**SHORT PROBLEM**:
Can you reproduce the data beneath, keeping every line exact?
* start TASK INPUT *
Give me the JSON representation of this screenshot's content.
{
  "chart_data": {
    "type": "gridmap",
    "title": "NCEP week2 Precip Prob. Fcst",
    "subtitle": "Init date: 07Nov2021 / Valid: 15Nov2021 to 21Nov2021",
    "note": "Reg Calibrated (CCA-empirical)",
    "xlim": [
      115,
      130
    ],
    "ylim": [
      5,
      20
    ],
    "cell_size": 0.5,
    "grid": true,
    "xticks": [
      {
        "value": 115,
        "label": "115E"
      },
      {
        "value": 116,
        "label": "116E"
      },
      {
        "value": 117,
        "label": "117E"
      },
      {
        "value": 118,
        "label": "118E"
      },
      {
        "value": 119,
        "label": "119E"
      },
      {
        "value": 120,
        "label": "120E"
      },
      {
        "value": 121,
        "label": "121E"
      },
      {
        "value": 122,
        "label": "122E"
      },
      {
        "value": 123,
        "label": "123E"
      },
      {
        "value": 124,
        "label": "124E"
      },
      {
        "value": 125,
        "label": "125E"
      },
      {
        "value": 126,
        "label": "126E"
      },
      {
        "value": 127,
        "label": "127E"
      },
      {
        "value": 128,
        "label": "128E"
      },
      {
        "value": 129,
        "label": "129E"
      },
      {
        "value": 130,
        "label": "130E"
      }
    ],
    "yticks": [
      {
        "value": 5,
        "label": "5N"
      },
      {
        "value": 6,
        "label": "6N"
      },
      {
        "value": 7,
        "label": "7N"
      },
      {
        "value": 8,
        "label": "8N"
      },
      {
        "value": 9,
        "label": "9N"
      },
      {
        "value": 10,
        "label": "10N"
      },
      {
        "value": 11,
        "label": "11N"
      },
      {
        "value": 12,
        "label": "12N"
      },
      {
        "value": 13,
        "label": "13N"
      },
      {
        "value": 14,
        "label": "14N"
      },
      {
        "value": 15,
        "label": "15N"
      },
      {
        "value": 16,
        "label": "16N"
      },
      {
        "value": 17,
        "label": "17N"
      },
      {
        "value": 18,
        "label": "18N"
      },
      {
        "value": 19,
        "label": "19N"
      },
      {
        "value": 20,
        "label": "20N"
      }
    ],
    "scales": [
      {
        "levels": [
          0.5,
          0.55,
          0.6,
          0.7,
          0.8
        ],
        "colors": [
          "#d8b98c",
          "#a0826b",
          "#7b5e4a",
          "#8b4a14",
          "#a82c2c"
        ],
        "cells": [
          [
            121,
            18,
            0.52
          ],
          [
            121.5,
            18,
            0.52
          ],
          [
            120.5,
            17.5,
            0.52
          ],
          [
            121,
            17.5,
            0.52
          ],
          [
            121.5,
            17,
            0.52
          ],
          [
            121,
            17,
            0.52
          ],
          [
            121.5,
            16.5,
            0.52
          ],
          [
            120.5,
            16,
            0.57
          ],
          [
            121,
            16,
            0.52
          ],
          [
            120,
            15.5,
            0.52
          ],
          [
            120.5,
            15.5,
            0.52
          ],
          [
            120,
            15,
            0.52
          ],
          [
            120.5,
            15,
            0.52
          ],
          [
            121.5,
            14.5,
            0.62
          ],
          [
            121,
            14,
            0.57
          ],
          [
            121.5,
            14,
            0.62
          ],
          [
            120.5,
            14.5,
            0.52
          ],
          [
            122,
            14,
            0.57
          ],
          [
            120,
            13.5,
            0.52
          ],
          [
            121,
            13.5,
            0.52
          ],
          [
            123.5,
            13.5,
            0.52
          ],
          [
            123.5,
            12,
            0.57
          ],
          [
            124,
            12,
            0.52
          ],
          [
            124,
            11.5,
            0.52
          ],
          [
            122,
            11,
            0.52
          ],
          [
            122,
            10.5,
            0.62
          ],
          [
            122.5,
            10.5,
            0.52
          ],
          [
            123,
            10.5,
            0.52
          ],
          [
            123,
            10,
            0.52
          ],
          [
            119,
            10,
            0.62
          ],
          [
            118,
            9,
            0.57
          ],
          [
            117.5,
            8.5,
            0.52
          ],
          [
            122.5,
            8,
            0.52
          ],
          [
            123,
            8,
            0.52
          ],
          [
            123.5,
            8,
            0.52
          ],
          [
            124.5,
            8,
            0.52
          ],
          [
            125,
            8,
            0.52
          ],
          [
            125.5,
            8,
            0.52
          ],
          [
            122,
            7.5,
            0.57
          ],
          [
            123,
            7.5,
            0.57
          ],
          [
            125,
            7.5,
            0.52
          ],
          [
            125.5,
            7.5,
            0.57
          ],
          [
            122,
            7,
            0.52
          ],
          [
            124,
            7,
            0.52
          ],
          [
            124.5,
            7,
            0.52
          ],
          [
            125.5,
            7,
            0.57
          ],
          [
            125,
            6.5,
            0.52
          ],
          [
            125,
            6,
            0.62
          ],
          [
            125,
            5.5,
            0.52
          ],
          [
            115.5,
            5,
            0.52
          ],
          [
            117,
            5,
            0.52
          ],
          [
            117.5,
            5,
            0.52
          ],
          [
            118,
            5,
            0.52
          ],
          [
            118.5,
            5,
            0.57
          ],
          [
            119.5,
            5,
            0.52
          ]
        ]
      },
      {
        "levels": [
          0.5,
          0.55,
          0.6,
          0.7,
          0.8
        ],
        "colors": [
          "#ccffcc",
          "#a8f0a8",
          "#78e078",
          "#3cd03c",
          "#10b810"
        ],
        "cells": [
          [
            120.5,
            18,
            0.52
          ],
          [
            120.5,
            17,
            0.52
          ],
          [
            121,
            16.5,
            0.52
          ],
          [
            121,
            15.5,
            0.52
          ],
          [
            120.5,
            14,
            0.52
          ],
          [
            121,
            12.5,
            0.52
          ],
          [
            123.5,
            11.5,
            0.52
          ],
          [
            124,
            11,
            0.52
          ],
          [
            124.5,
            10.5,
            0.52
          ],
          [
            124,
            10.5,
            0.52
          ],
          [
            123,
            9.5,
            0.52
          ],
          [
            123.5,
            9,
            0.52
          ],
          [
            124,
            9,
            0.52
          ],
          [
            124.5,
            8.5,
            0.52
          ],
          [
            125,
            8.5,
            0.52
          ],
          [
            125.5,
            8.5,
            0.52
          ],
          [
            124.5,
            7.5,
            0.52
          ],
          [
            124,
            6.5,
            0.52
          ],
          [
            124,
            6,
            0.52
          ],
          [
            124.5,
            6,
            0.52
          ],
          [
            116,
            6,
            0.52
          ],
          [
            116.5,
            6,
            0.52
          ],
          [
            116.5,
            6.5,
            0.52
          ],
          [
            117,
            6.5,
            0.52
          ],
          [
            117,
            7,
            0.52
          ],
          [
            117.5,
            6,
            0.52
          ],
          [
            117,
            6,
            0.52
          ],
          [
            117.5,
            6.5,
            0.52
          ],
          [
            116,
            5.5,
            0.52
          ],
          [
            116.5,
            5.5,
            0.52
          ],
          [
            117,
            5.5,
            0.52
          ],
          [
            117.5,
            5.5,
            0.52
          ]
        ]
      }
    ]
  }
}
* end TASK INPUT *
**SOLUTION TO THE EXERCISE**:
Give me the JSON representation of this screenshot's content.
{
  "chart_data": {
    "type": "gridmap",
    "title": "NCEP week2 Precip Prob. Fcst",
    "subtitle": "Init date: 07Nov2021 / Valid: 15Nov2021 to 21Nov2021",
    "note": "Reg Calibrated (CCA-empirical)",
    "xlim": [
      115,
      130
    ],
    "ylim": [
      5,
      20
    ],
    "cell_size": 0.5,
    "grid": true,
    "xticks": [
      {
        "value": 115,
        "label": "115E"
      },
      {
        "value": 116,
        "label": "116E"
      },
      {
        "value": 117,
        "label": "117E"
      },
      {
        "value": 118,
        "label": "118E"
      },
      {
        "value": 119,
        "label": "119E"
      },
      {
        "value": 120,
        "label": "120E"
      },
      {
        "value": 121,
        "label": "121E"
      },
      {
        "value": 122,
        "label": "122E"
      },
      {
        "value": 123,
        "label": "123E"
      },
      {
        "value": 124,
        "label": "124E"
      },
      {
        "value": 125,
        "label": "125E"
      },
      {
        "value": 126,
        "label": "126E"
      },
      {
        "value": 127,
        "label": "127E"
      },
      {
        "value": 128,
        "label": "128E"
      },
      {
        "value": 129,
        "label": "129E"
      },
      {
        "value": 130,
        "label": "130E"
      }
    ],
    "yticks": [
      {
        "value": 5,
        "label": "5N"
      },
      {
        "value": 6,
        "label": "6N"
      },
      {
        "value": 7,
        "label": "7N"
      },
      {
        "value": 8,
        "label": "8N"
      },
      {
        "value": 9,
        "label": "9N"
      },
      {
        "value": 10,
        "label": "10N"
      },
      {
        "value": 11,
        "label": "11N"
      },
      {
        "value": 12,
        "label": "12N"
      },
      {
        "value": 13,
        "label": "13N"
      },
      {
        "value": 14,
        "label": "14N"
      },
      {
        "value": 15,
        "label": "15N"
      },
      {
        "value": 16,
        "label": "16N"
      },
      {
        "value": 17,
        "label": "17N"
      },
      {
        "value": 18,
        "label": "18N"
      },
      {
        "value": 19,
        "label": "19N"
      },
      {
        "value": 20,
        "label": "20N"
      }
    ],
    "scales": [
      {
        "levels": [
          0.5,
          0.55,
          0.6,
          0.7,
          0.8
        ],
        "colors": [
          "#d8b98c",
          "#a0826b",
          "#7b5e4a",
          "#8b4a14",
          "#a82c2c"
        ],
        "cells": [
          [
            121,
            18,
            0.52
          ],
          [
            121.5,
            18,
            0.52
          ],
          [
            120.5,
            17.5,
            0.52
          ],
          [
            121,
            17.5,
            0.52
          ],
          [
            121.5,
            17,
            0.52
          ],
          [
            121,
            17,
            0.52
          ],
          [
            121.5,
            16.5,
            0.52
          ],
          [
            120.5,
            16,
            0.57
          ],
          [
            121,
            16,
            0.52
          ],
          [
            120,
            15.5,
            0.52
          ],
          [
            120.5,
            15.5,
            0.52
          ],
          [
            120,
            15,
            0.52
          ],
          [
            120.5,
            15,
            0.52
          ],
          [
            121.5,
            14.5,
            0.62
          ],
          [
            121,
            14,
            0.57
          ],
          [
            121.5,
            14,
            0.62
          ],
          [
            120.5,
            14.5,
            0.52
          ],
          [
            122,
            14,
            0.57
          ],
          [
            120,
            13.5,
            0.52
          ],
          [
            121,
            13.5,
            0.52
          ],
          [
            123.5,
            13.5,
            0.52
          ],
          [
            123.5,
            12,
            0.57
          ],
          [
            124,
            12,
            0.52
          ],
          [
            124,
            11.5,
            0.52
          ],
          [
            122,
            11,
            0.52
          ],
          [
            122,
            10.5,
            0.62
          ],
          [
            122.5,
            10.5,
            0.52
          ],
          [
            123,
            10.5,
            0.52
          ],
          [
            123,
            10,
            0.52
          ],
          [
            119,
            10,
            0.62
          ],
          [
            118,
            9,
            0.57
          ],
          [
            117.5,
            8.5,
            0.52
          ],
          [
            122.5,
            8,
            0.52
          ],
          [
            123,
            8,
            0.52
          ],
          [
            123.5,
            8,
            0.52
          ],
          [
            124.5,
            8,
            0.52
          ],
          [
            125,
            8,
            0.52
          ],
          [
            125.5,
            8,
            0.52
          ],
          [
            122,
            7.5,
            0.57
          ],
          [
            123,
            7.5,
            0.57
          ],
          [
            125,
            7.5,
            0.52
          ],
          [
            125.5,
            7.5,
            0.57
          ],
          [
            122,
            7,
            0.52
          ],
          [
            124,
            7,
            0.52
          ],
          [
            124.5,
            7,
            0.52
          ],
          [
            125.5,
            7,
            0.57
          ],
          [
            125,
            6.5,
            0.52
          ],
          [
            125,
            6,
            0.62
          ],
          [
            125,
            5.5,
            0.52
          ],
          [
            115.5,
            5,
            0.52
          ],
          [
            117,
            5,
            0.52
          ],
          [
            117.5,
            5,
            0.52
          ],
          [
            118,
            5,
            0.52
          ],
          [
            118.5,
            5,
            0.57
          ],
          [
            119.5,
            5,
            0.52
          ]
        ]
      },
      {
        "levels": [
          0.5,
          0.55,
          0.6,
          0.7,
          0.8
        ],
        "colors": [
          "#ccffcc",
          "#a8f0a8",
          "#78e078",
          "#3cd03c",
          "#10b810"
        ],
        "cells": [
          [
            120.5,
            18,
            0.52
          ],
          [
            120.5,
            17,
            0.52
          ],
          [
            121,
            16.5,
            0.52
          ],
          [
            121,
            15.5,
            0.52
          ],
          [
            120.5,
            14,
            0.52
          ],
          [
            121,
            12.5,
            0.52
          ],
          [
            123.5,
            11.5,
            0.52
          ],
          [
            124,
            11,
            0.52
          ],
          [
            124.5,
            10.5,
            0.52
          ],
          [
            124,
            10.5,
            0.52
          ],
          [
            123,
            9.5,
            0.52
          ],
          [
            123.5,
            9,
            0.52
          ],
          [
            124,
            9,
            0.52
          ],
          [
            124.5,
            8.5,
            0.52
          ],
          [
            125,
            8.5,
            0.52
          ],
          [
            125.5,
            8.5,
            0.52
          ],
          [
            124.5,
            7.5,
            0.52
          ],
          [
            124,
            6.5,
            0.52
          ],
          [
            124,
            6,
            0.52
          ],
          [
            124.5,
            6,
            0.52
          ],
          [
            116,
            6,
            0.52
          ],
          [
            116.5,
            6,
            0.52
          ],
          [
            116.5,
            6.5,
            0.52
          ],
          [
            117,
            6.5,
            0.52
          ],
          [
            117,
            7,
            0.52
          ],
          [
            117.5,
            6,
            0.52
          ],
          [
            117,
            6,
            0.52
          ],
          [
            117.5,
            6.5,
            0.52
          ],
          [
            116,
            5.5,
            0.52
          ],
          [
            116.5,
            5.5,
            0.52
          ],
          [
            117,
            5.5,
            0.52
          ],
          [
            117.5,
            5.5,
            0.52
          ]
        ]
      }
    ]
  }
}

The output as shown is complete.